Work to be completed
Find all lines in the listing that include the word "thẳng", then copy them.

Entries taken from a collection

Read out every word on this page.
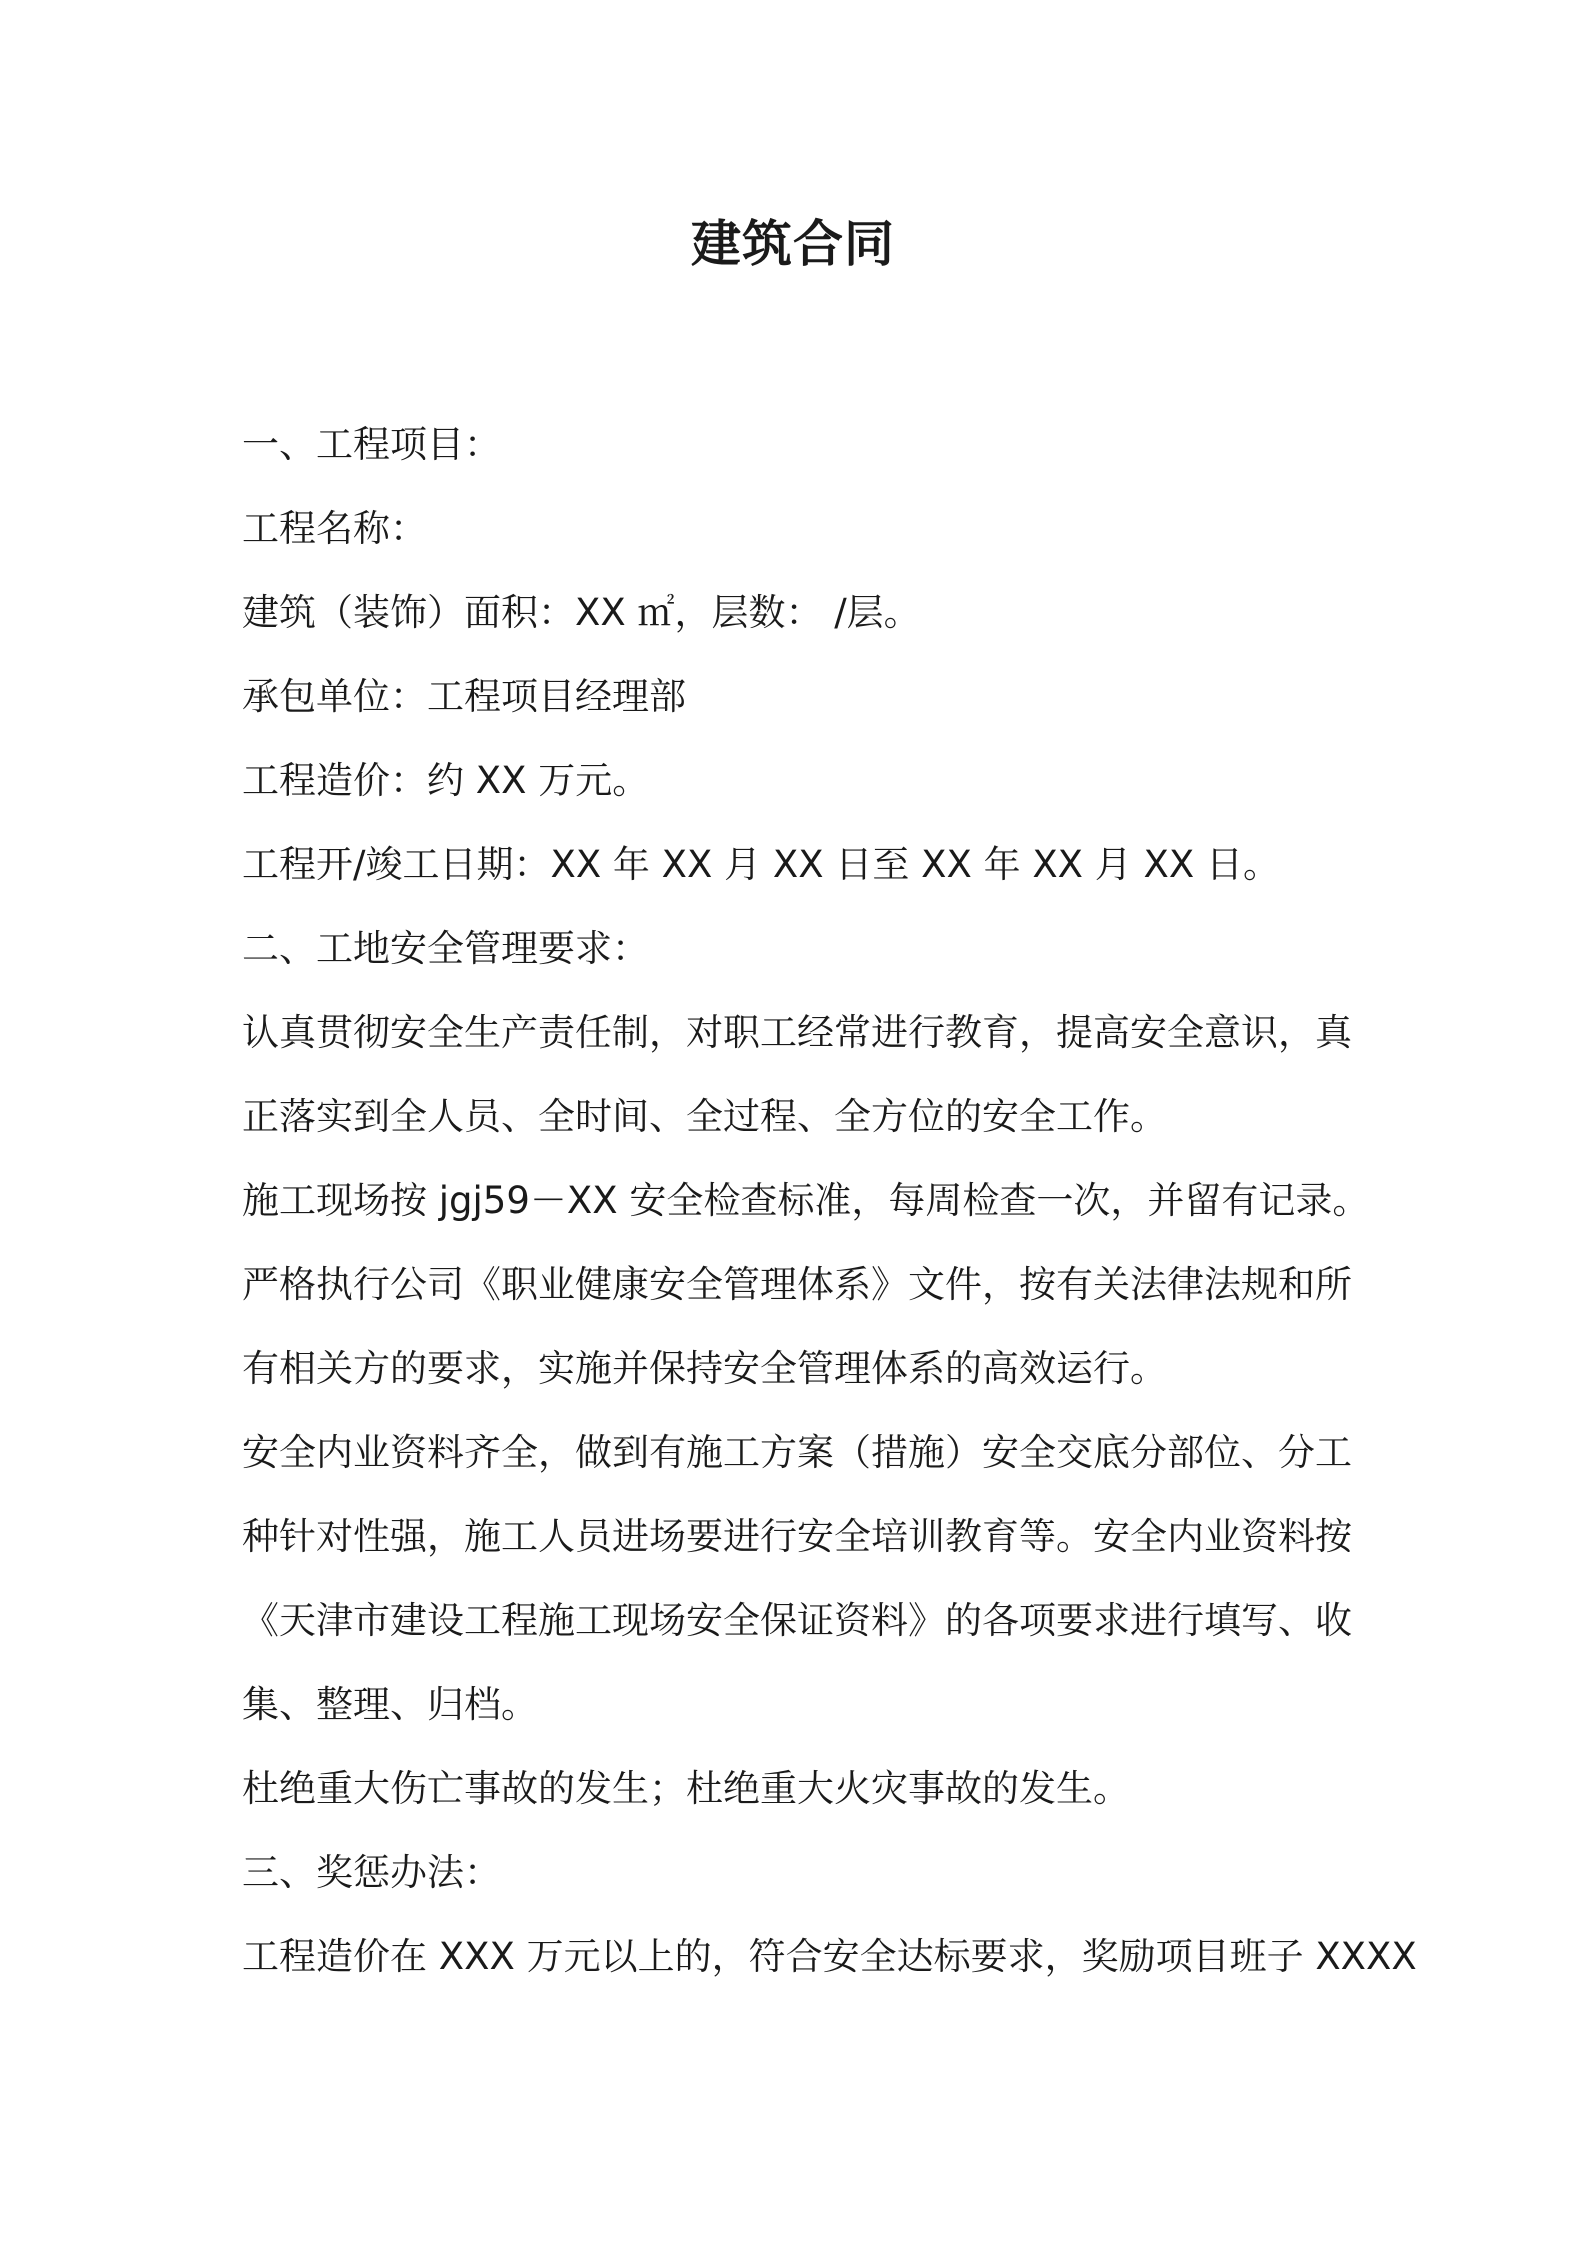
建筑合同
一、工程项目：
工程名称：
建筑（装饰）面积：XX ㎡，层数： /层。
承包单位：工程项目经理部
工程造价：约 XX 万元。
工程开/竣工日期：XX 年 XX 月 XX 日至 XX 年 XX 月 XX 日。
二、工地安全管理要求：
认真贯彻安全生产责任制，对职工经常进行教育，提高安全意识，真
正落实到全人员、全时间、全过程、全方位的安全工作。
施工现场按 jgj59－XX 安全检查标准，每周检查一次，并留有记录。
严格执行公司《职业健康安全管理体系》文件，按有关法律法规和所
有相关方的要求，实施并保持安全管理体系的高效运行。
安全内业资料齐全，做到有施工方案（措施）安全交底分部位、分工
种针对性强，施工人员进场要进行安全培训教育等。安全内业资料按
《天津市建设工程施工现场安全保证资料》的各项要求进行填写、收
集、整理、归档。
杜绝重大伤亡事故的发生；杜绝重大火灾事故的发生。
三、奖惩办法：
工程造价在 XXX 万元以上的，符合安全达标要求，奖励项目班子 XXXX
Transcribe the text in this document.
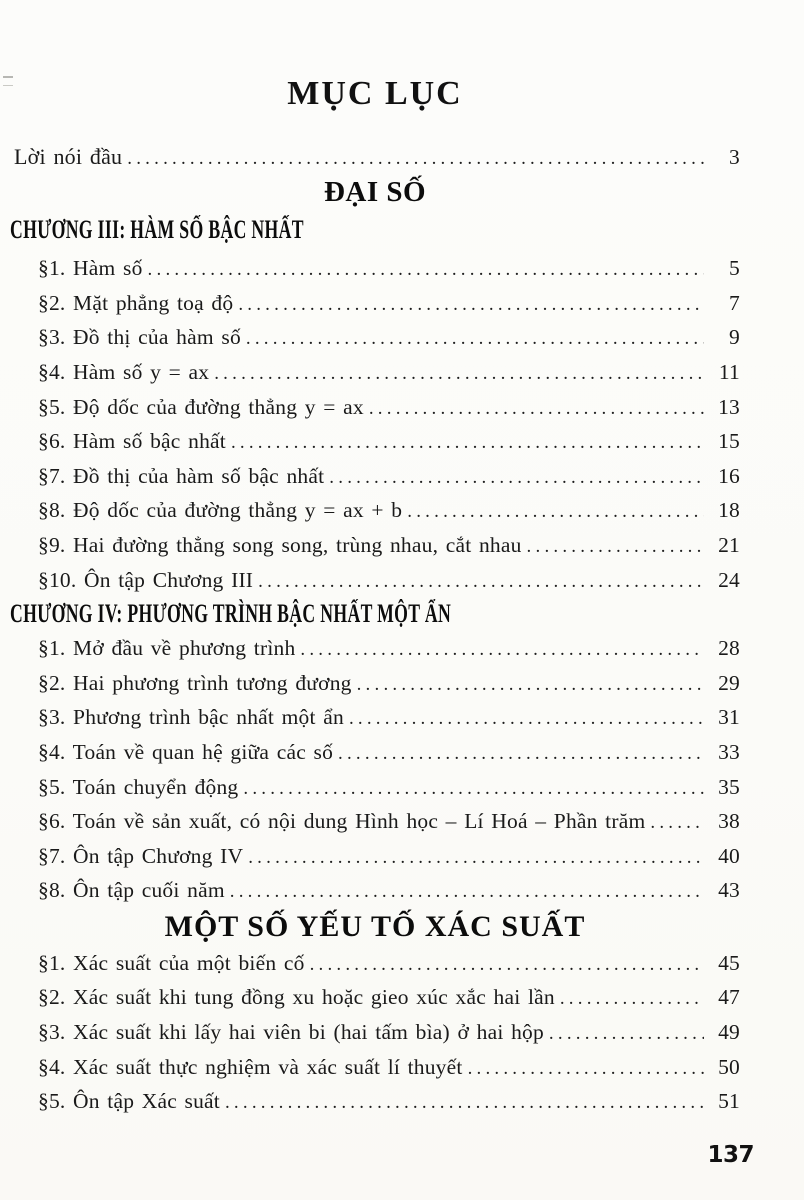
MỤC LỤC
Lời nói đầu .....	3
ĐẠI SỐ
CHƯƠNG III: HÀM SỐ BẬC NHẤT
§1. Hàm số .....	5
§2. Mặt phẳng toạ độ .....	7
§3. Đồ thị của hàm số .....	9
§4. Hàm số y = ax .....	11
§5. Độ dốc của đường thẳng y = ax .....	13
§6. Hàm số bậc nhất .....	15
§7. Đồ thị của hàm số bậc nhất .....	16
§8. Độ dốc của đường thẳng y = ax + b .....	18
§9. Hai đường thẳng song song, trùng nhau, cắt nhau .....	21
§10. Ôn tập Chương III .....	24
CHƯƠNG IV: PHƯƠNG TRÌNH BẬC NHẤT MỘT ẨN
§1. Mở đầu về phương trình .....	28
§2. Hai phương trình tương đương .....	29
§3. Phương trình bậc nhất một ẩn .....	31
§4. Toán về quan hệ giữa các số .....	33
§5. Toán chuyển động .....	35
§6. Toán về sản xuất, có nội dung Hình học – Lí Hoá – Phần trăm .....	38
§7. Ôn tập Chương IV .....	40
§8. Ôn tập cuối năm .....	43
MỘT SỐ YẾU TỐ XÁC SUẤT
§1. Xác suất của một biến cố .....	45
§2. Xác suất khi tung đồng xu hoặc gieo xúc xắc hai lần .....	47
§3. Xác suất khi lấy hai viên bi (hai tấm bìa) ở hai hộp .....	49
§4. Xác suất thực nghiệm và xác suất lí thuyết .....	50
§5. Ôn tập Xác suất .....	51
137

Solution
§5. Độ dốc của đường thẳng y = ax .....	13
§8. Độ dốc của đường thẳng y = ax + b .....	18
§9. Hai đường thẳng song song, trùng nhau, cắt nhau .....	21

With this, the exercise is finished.